TASK TO COMPLETE — Your task is to retype each line of the data below exactly.

□ □ □ □

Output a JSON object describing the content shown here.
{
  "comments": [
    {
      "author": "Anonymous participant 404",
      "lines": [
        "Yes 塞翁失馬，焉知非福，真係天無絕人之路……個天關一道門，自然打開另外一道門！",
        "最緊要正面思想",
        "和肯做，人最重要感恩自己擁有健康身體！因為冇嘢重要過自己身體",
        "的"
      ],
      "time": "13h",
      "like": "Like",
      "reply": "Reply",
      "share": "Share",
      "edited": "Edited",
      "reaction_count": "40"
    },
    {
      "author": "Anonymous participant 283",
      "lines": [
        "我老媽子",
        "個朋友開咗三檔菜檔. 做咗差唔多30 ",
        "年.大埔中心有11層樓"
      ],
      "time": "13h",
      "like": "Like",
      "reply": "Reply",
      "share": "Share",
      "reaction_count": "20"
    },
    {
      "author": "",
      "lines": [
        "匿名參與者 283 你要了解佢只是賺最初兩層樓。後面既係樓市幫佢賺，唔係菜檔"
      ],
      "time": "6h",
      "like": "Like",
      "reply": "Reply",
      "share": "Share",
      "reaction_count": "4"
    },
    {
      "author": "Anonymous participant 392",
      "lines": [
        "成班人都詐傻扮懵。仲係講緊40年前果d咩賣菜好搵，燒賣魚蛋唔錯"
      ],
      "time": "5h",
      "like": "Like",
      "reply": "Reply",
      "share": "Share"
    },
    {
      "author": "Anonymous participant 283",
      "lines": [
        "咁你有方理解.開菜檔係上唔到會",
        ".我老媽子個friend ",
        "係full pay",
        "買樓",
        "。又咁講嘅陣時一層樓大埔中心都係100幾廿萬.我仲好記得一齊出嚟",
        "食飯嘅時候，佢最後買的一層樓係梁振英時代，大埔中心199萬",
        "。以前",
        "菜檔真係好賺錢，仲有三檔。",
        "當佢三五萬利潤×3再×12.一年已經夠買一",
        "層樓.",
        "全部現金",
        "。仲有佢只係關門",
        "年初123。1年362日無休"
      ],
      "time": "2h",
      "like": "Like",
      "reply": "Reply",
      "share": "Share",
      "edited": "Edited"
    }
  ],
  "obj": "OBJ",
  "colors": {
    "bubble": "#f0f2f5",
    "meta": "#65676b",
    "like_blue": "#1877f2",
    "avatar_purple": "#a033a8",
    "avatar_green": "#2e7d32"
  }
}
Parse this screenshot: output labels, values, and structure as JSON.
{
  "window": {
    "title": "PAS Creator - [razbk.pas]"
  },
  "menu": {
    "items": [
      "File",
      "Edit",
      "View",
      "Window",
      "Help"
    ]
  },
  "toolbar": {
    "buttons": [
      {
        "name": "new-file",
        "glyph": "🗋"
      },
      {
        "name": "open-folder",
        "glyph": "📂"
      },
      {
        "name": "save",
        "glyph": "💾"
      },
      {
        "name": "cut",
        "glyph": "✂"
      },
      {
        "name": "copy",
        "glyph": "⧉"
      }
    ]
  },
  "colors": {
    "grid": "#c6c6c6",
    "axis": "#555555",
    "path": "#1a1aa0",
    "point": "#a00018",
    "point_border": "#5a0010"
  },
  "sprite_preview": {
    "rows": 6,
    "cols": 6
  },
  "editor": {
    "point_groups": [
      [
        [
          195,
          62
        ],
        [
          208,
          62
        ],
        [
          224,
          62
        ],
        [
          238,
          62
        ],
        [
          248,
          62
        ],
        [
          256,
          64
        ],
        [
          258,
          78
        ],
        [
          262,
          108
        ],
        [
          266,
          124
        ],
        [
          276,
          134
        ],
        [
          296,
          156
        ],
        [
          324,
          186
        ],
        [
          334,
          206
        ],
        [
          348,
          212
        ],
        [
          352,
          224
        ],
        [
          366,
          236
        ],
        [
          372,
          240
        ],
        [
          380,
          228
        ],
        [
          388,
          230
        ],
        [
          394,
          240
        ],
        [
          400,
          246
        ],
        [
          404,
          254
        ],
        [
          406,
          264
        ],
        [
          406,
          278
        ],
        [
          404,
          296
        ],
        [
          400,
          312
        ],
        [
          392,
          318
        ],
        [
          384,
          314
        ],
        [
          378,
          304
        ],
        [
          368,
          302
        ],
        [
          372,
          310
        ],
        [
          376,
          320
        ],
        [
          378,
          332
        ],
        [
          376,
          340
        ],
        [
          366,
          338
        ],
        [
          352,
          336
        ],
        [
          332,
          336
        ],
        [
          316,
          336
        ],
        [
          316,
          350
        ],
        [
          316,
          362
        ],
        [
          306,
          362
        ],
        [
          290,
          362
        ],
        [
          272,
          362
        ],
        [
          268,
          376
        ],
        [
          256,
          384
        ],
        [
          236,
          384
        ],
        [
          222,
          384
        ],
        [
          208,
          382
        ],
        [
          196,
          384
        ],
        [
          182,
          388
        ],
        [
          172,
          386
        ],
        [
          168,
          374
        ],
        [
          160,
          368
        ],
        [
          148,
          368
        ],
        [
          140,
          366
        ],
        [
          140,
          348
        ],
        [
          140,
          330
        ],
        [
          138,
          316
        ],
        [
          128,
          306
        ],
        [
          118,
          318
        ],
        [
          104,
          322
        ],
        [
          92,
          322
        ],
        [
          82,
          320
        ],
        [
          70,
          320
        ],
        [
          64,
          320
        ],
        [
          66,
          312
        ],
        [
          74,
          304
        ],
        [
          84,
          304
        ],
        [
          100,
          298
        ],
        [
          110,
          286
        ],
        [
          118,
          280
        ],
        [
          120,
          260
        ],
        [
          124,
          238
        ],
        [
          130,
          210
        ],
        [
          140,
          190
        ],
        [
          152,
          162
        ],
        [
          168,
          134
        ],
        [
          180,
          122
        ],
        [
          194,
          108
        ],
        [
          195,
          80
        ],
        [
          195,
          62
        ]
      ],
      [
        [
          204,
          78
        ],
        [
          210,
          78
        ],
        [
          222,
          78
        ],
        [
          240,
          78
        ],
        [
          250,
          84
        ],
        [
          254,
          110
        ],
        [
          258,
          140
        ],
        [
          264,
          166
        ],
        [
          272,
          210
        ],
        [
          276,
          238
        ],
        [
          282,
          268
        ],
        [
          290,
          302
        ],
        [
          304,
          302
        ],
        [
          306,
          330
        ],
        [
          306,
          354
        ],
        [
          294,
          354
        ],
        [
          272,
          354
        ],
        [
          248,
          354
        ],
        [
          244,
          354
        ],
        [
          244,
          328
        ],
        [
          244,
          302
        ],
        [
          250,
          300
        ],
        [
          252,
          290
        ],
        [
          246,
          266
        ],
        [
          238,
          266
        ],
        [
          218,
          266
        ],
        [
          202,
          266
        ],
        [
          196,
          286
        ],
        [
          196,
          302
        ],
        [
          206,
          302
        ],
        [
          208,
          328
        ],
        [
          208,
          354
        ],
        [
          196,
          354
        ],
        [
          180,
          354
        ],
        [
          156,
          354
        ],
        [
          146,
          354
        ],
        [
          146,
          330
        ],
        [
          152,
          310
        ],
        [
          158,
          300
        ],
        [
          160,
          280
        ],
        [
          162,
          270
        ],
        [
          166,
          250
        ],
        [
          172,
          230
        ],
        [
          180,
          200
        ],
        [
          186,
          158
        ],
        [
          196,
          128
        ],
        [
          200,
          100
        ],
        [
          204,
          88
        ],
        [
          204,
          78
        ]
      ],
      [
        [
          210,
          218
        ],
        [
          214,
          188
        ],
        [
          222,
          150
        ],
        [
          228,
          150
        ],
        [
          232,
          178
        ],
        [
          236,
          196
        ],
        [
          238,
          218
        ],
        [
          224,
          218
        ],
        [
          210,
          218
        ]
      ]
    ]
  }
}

□ □ □ □

THE REPLY —
Output a JSON object describing the content shown here.
{
  "comments": [
    {
      "author": "Anonymous participant 404",
      "lines": [
        "Yes 塞翁失馬，焉知非福，真係天無絕人之路……個天關一道門，自然打開另外一道門！",
        "最緊要正面思想",
        "和肯做，人最重要感恩自己擁有健康身體！因為冇嘢重要過自己身體",
        "的"
      ],
      "time": "13h",
      "like": "Like",
      "reply": "Reply",
      "share": "Share",
      "edited": "Edited",
      "reaction_count": "40"
    },
    {
      "author": "Anonymous participant 283",
      "lines": [
        "我老媽子",
        "個朋友開咗三檔菜檔. 做咗差唔多30 ",
        "年.大埔中心有11層樓"
      ],
      "time": "13h",
      "like": "Like",
      "reply": "Reply",
      "share": "Share",
      "reaction_count": "20"
    },
    {
      "author": "",
      "lines": [
        "匿名參與者 283 你要了解佢只是賺最初兩層樓。後面既係樓市幫佢賺，唔係菜檔"
      ],
      "time": "6h",
      "like": "Like",
      "reply": "Reply",
      "share": "Share",
      "reaction_count": "4"
    },
    {
      "author": "Anonymous participant 392",
      "lines": [
        "成班人都詐傻扮懵。仲係講緊40年前果d咩賣菜好搵，燒賣魚蛋唔錯"
      ],
      "time": "5h",
      "like": "Like",
      "reply": "Reply",
      "share": "Share"
    },
    {
      "author": "Anonymous participant 283",
      "lines": [
        "咁你有方理解.開菜檔係上唔到會",
        ".我老媽子個friend ",
        "係full pay",
        "買樓",
        "。又咁講嘅陣時一層樓大埔中心都係100幾廿萬.我仲好記得一齊出嚟",
        "食飯嘅時候，佢最後買的一層樓係梁振英時代，大埔中心199萬",
        "。以前",
        "菜檔真係好賺錢，仲有三檔。",
        "當佢三五萬利潤×3再×12.一年已經夠買一",
        "層樓.",
        "全部現金",
        "。仲有佢只係關門",
        "年初123。1年362日無休"
      ],
      "time": "2h",
      "like": "Like",
      "reply": "Reply",
      "share": "Share",
      "edited": "Edited"
    }
  ],
  "obj": "OBJ",
  "colors": {
    "bubble": "#f0f2f5",
    "meta": "#65676b",
    "like_blue": "#1877f2",
    "avatar_purple": "#a033a8",
    "avatar_green": "#2e7d32"
  }
}
Parse this screenshot: output labels, values, and structure as JSON.
{
  "window": {
    "title": "PAS Creator - [razbk.pas]"
  },
  "menu": {
    "items": [
      "File",
      "Edit",
      "View",
      "Window",
      "Help"
    ]
  },
  "toolbar": {
    "buttons": [
      {
        "name": "new-file",
        "glyph": "🗋"
      },
      {
        "name": "open-folder",
        "glyph": "📂"
      },
      {
        "name": "save",
        "glyph": "💾"
      },
      {
        "name": "cut",
        "glyph": "✂"
      },
      {
        "name": "copy",
        "glyph": "⧉"
      }
    ]
  },
  "colors": {
    "grid": "#c6c6c6",
    "axis": "#555555",
    "path": "#1a1aa0",
    "point": "#a00018",
    "point_border": "#5a0010"
  },
  "sprite_preview": {
    "rows": 6,
    "cols": 6
  },
  "editor": {
    "point_groups": [
      [
        [
          195,
          62
        ],
        [
          208,
          62
        ],
        [
          224,
          62
        ],
        [
          238,
          62
        ],
        [
          248,
          62
        ],
        [
          256,
          64
        ],
        [
          258,
          78
        ],
        [
          262,
          108
        ],
        [
          266,
          124
        ],
        [
          276,
          134
        ],
        [
          296,
          156
        ],
        [
          324,
          186
        ],
        [
          334,
          206
        ],
        [
          348,
          212
        ],
        [
          352,
          224
        ],
        [
          366,
          236
        ],
        [
          372,
          240
        ],
        [
          380,
          228
        ],
        [
          388,
          230
        ],
        [
          394,
          240
        ],
        [
          400,
          246
        ],
        [
          404,
          254
        ],
        [
          406,
          264
        ],
        [
          406,
          278
        ],
        [
          404,
          296
        ],
        [
          400,
          312
        ],
        [
          392,
          318
        ],
        [
          384,
          314
        ],
        [
          378,
          304
        ],
        [
          368,
          302
        ],
        [
          372,
          310
        ],
        [
          376,
          320
        ],
        [
          378,
          332
        ],
        [
          376,
          340
        ],
        [
          366,
          338
        ],
        [
          352,
          336
        ],
        [
          332,
          336
        ],
        [
          316,
          336
        ],
        [
          316,
          350
        ],
        [
          316,
          362
        ],
        [
          306,
          362
        ],
        [
          290,
          362
        ],
        [
          272,
          362
        ],
        [
          268,
          376
        ],
        [
          256,
          384
        ],
        [
          236,
          384
        ],
        [
          222,
          384
        ],
        [
          208,
          382
        ],
        [
          196,
          384
        ],
        [
          182,
          388
        ],
        [
          172,
          386
        ],
        [
          168,
          374
        ],
        [
          160,
          368
        ],
        [
          148,
          368
        ],
        [
          140,
          366
        ],
        [
          140,
          348
        ],
        [
          140,
          330
        ],
        [
          138,
          316
        ],
        [
          128,
          306
        ],
        [
          118,
          318
        ],
        [
          104,
          322
        ],
        [
          92,
          322
        ],
        [
          82,
          320
        ],
        [
          70,
          320
        ],
        [
          64,
          320
        ],
        [
          66,
          312
        ],
        [
          74,
          304
        ],
        [
          84,
          304
        ],
        [
          100,
          298
        ],
        [
          110,
          286
        ],
        [
          118,
          280
        ],
        [
          120,
          260
        ],
        [
          124,
          238
        ],
        [
          130,
          210
        ],
        [
          140,
          190
        ],
        [
          152,
          162
        ],
        [
          168,
          134
        ],
        [
          180,
          122
        ],
        [
          194,
          108
        ],
        [
          195,
          80
        ],
        [
          195,
          62
        ]
      ],
      [
        [
          204,
          78
        ],
        [
          210,
          78
        ],
        [
          222,
          78
        ],
        [
          240,
          78
        ],
        [
          250,
          84
        ],
        [
          254,
          110
        ],
        [
          258,
          140
        ],
        [
          264,
          166
        ],
        [
          272,
          210
        ],
        [
          276,
          238
        ],
        [
          282,
          268
        ],
        [
          290,
          302
        ],
        [
          304,
          302
        ],
        [
          306,
          330
        ],
        [
          306,
          354
        ],
        [
          294,
          354
        ],
        [
          272,
          354
        ],
        [
          248,
          354
        ],
        [
          244,
          354
        ],
        [
          244,
          328
        ],
        [
          244,
          302
        ],
        [
          250,
          300
        ],
        [
          252,
          290
        ],
        [
          246,
          266
        ],
        [
          238,
          266
        ],
        [
          218,
          266
        ],
        [
          202,
          266
        ],
        [
          196,
          286
        ],
        [
          196,
          302
        ],
        [
          206,
          302
        ],
        [
          208,
          328
        ],
        [
          208,
          354
        ],
        [
          196,
          354
        ],
        [
          180,
          354
        ],
        [
          156,
          354
        ],
        [
          146,
          354
        ],
        [
          146,
          330
        ],
        [
          152,
          310
        ],
        [
          158,
          300
        ],
        [
          160,
          280
        ],
        [
          162,
          270
        ],
        [
          166,
          250
        ],
        [
          172,
          230
        ],
        [
          180,
          200
        ],
        [
          186,
          158
        ],
        [
          196,
          128
        ],
        [
          200,
          100
        ],
        [
          204,
          88
        ],
        [
          204,
          78
        ]
      ],
      [
        [
          210,
          218
        ],
        [
          214,
          188
        ],
        [
          222,
          150
        ],
        [
          228,
          150
        ],
        [
          232,
          178
        ],
        [
          236,
          196
        ],
        [
          238,
          218
        ],
        [
          224,
          218
        ],
        [
          210,
          218
        ]
      ]
    ]
  }
}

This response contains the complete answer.